Data section.
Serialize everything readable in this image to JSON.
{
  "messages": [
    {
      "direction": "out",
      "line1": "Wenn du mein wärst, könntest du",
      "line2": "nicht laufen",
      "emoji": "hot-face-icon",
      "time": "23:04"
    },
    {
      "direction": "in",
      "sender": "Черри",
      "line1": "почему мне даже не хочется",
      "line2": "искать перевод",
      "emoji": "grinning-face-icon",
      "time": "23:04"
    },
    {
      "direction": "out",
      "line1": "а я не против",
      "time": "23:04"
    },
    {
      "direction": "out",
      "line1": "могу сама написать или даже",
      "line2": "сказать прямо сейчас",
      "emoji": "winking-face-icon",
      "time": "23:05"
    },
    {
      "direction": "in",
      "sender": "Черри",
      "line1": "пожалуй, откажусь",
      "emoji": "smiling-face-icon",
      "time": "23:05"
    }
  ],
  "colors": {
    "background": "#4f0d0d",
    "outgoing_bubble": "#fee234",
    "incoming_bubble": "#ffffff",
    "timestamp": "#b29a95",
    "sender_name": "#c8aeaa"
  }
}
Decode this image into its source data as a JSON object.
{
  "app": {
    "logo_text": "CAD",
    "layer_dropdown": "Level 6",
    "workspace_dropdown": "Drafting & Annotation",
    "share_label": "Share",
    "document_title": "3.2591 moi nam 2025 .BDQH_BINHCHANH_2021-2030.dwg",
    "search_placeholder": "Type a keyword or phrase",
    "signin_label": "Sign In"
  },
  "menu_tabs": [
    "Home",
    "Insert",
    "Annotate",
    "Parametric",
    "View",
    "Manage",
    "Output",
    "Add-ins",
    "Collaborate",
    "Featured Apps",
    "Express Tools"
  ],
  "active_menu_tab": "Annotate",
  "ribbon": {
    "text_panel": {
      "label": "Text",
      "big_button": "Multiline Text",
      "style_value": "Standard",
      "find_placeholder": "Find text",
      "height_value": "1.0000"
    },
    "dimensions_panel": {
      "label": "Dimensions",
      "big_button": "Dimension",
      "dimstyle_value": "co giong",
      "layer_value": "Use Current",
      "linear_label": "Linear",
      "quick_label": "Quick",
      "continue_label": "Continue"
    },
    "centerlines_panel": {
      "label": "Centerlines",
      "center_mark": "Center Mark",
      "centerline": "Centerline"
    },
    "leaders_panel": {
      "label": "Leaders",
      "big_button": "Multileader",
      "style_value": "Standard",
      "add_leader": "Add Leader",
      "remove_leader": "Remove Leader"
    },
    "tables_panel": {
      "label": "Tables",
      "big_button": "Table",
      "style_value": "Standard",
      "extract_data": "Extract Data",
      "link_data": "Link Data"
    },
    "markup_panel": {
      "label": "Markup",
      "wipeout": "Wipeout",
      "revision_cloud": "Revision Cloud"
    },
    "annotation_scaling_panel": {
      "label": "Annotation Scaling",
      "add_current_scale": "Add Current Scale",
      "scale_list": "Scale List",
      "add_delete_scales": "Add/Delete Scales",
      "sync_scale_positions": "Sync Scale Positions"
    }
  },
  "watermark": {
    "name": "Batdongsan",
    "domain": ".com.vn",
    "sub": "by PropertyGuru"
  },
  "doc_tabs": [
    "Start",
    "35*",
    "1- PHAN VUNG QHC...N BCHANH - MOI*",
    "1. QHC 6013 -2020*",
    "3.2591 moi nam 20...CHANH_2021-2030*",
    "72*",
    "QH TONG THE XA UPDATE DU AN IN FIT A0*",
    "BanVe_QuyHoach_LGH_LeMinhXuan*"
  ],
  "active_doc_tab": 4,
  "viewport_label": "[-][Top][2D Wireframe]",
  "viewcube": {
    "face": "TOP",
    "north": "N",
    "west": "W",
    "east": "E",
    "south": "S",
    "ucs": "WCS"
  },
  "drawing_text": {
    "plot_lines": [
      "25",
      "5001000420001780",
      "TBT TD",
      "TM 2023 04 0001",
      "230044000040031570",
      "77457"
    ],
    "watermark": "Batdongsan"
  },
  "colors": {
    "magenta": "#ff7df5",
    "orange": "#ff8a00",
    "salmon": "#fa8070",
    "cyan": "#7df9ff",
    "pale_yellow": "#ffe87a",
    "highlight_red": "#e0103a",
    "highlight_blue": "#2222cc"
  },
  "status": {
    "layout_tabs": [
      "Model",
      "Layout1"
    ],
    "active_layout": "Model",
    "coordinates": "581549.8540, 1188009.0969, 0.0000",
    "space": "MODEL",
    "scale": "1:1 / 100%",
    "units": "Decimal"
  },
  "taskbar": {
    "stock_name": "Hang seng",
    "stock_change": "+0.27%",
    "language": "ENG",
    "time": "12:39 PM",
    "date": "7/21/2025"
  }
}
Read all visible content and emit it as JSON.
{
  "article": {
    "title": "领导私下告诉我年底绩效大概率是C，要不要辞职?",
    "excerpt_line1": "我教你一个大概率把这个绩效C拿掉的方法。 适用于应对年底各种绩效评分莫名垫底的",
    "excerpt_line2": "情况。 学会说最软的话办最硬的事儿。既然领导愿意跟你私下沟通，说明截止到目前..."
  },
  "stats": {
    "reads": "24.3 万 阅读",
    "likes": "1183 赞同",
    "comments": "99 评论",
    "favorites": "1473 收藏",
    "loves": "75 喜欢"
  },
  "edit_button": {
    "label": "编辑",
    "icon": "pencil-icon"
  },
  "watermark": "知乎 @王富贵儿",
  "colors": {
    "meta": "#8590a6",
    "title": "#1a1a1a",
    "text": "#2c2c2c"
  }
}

Task instructions. Reproduce the records word for word.

Solution.
Serialize everything readable in this image to JSON.
{
  "messages": [
    {
      "direction": "out",
      "line1": "Wenn du mein wärst, könntest du",
      "line2": "nicht laufen",
      "emoji": "hot-face-icon",
      "time": "23:04"
    },
    {
      "direction": "in",
      "sender": "Черри",
      "line1": "почему мне даже не хочется",
      "line2": "искать перевод",
      "emoji": "grinning-face-icon",
      "time": "23:04"
    },
    {
      "direction": "out",
      "line1": "а я не против",
      "time": "23:04"
    },
    {
      "direction": "out",
      "line1": "могу сама написать или даже",
      "line2": "сказать прямо сейчас",
      "emoji": "winking-face-icon",
      "time": "23:05"
    },
    {
      "direction": "in",
      "sender": "Черри",
      "line1": "пожалуй, откажусь",
      "emoji": "smiling-face-icon",
      "time": "23:05"
    }
  ],
  "colors": {
    "background": "#4f0d0d",
    "outgoing_bubble": "#fee234",
    "incoming_bubble": "#ffffff",
    "timestamp": "#b29a95",
    "sender_name": "#c8aeaa"
  }
}
Decode this image into its source data as a JSON object.
{
  "app": {
    "logo_text": "CAD",
    "layer_dropdown": "Level 6",
    "workspace_dropdown": "Drafting & Annotation",
    "share_label": "Share",
    "document_title": "3.2591 moi nam 2025 .BDQH_BINHCHANH_2021-2030.dwg",
    "search_placeholder": "Type a keyword or phrase",
    "signin_label": "Sign In"
  },
  "menu_tabs": [
    "Home",
    "Insert",
    "Annotate",
    "Parametric",
    "View",
    "Manage",
    "Output",
    "Add-ins",
    "Collaborate",
    "Featured Apps",
    "Express Tools"
  ],
  "active_menu_tab": "Annotate",
  "ribbon": {
    "text_panel": {
      "label": "Text",
      "big_button": "Multiline Text",
      "style_value": "Standard",
      "find_placeholder": "Find text",
      "height_value": "1.0000"
    },
    "dimensions_panel": {
      "label": "Dimensions",
      "big_button": "Dimension",
      "dimstyle_value": "co giong",
      "layer_value": "Use Current",
      "linear_label": "Linear",
      "quick_label": "Quick",
      "continue_label": "Continue"
    },
    "centerlines_panel": {
      "label": "Centerlines",
      "center_mark": "Center Mark",
      "centerline": "Centerline"
    },
    "leaders_panel": {
      "label": "Leaders",
      "big_button": "Multileader",
      "style_value": "Standard",
      "add_leader": "Add Leader",
      "remove_leader": "Remove Leader"
    },
    "tables_panel": {
      "label": "Tables",
      "big_button": "Table",
      "style_value": "Standard",
      "extract_data": "Extract Data",
      "link_data": "Link Data"
    },
    "markup_panel": {
      "label": "Markup",
      "wipeout": "Wipeout",
      "revision_cloud": "Revision Cloud"
    },
    "annotation_scaling_panel": {
      "label": "Annotation Scaling",
      "add_current_scale": "Add Current Scale",
      "scale_list": "Scale List",
      "add_delete_scales": "Add/Delete Scales",
      "sync_scale_positions": "Sync Scale Positions"
    }
  },
  "watermark": {
    "name": "Batdongsan",
    "domain": ".com.vn",
    "sub": "by PropertyGuru"
  },
  "doc_tabs": [
    "Start",
    "35*",
    "1- PHAN VUNG QHC...N BCHANH - MOI*",
    "1. QHC 6013 -2020*",
    "3.2591 moi nam 20...CHANH_2021-2030*",
    "72*",
    "QH TONG THE XA UPDATE DU AN IN FIT A0*",
    "BanVe_QuyHoach_LGH_LeMinhXuan*"
  ],
  "active_doc_tab": 4,
  "viewport_label": "[-][Top][2D Wireframe]",
  "viewcube": {
    "face": "TOP",
    "north": "N",
    "west": "W",
    "east": "E",
    "south": "S",
    "ucs": "WCS"
  },
  "drawing_text": {
    "plot_lines": [
      "25",
      "5001000420001780",
      "TBT TD",
      "TM 2023 04 0001",
      "230044000040031570",
      "77457"
    ],
    "watermark": "Batdongsan"
  },
  "colors": {
    "magenta": "#ff7df5",
    "orange": "#ff8a00",
    "salmon": "#fa8070",
    "cyan": "#7df9ff",
    "pale_yellow": "#ffe87a",
    "highlight_red": "#e0103a",
    "highlight_blue": "#2222cc"
  },
  "status": {
    "layout_tabs": [
      "Model",
      "Layout1"
    ],
    "active_layout": "Model",
    "coordinates": "581549.8540, 1188009.0969, 0.0000",
    "space": "MODEL",
    "scale": "1:1 / 100%",
    "units": "Decimal"
  },
  "taskbar": {
    "stock_name": "Hang seng",
    "stock_change": "+0.27%",
    "language": "ENG",
    "time": "12:39 PM",
    "date": "7/21/2025"
  }
}
Read all visible content and emit it as JSON.
{
  "article": {
    "title": "领导私下告诉我年底绩效大概率是C，要不要辞职?",
    "excerpt_line1": "我教你一个大概率把这个绩效C拿掉的方法。 适用于应对年底各种绩效评分莫名垫底的",
    "excerpt_line2": "情况。 学会说最软的话办最硬的事儿。既然领导愿意跟你私下沟通，说明截止到目前..."
  },
  "stats": {
    "reads": "24.3 万 阅读",
    "likes": "1183 赞同",
    "comments": "99 评论",
    "favorites": "1473 收藏",
    "loves": "75 喜欢"
  },
  "edit_button": {
    "label": "编辑",
    "icon": "pencil-icon"
  },
  "watermark": "知乎 @王富贵儿",
  "colors": {
    "meta": "#8590a6",
    "title": "#1a1a1a",
    "text": "#2c2c2c"
  }
}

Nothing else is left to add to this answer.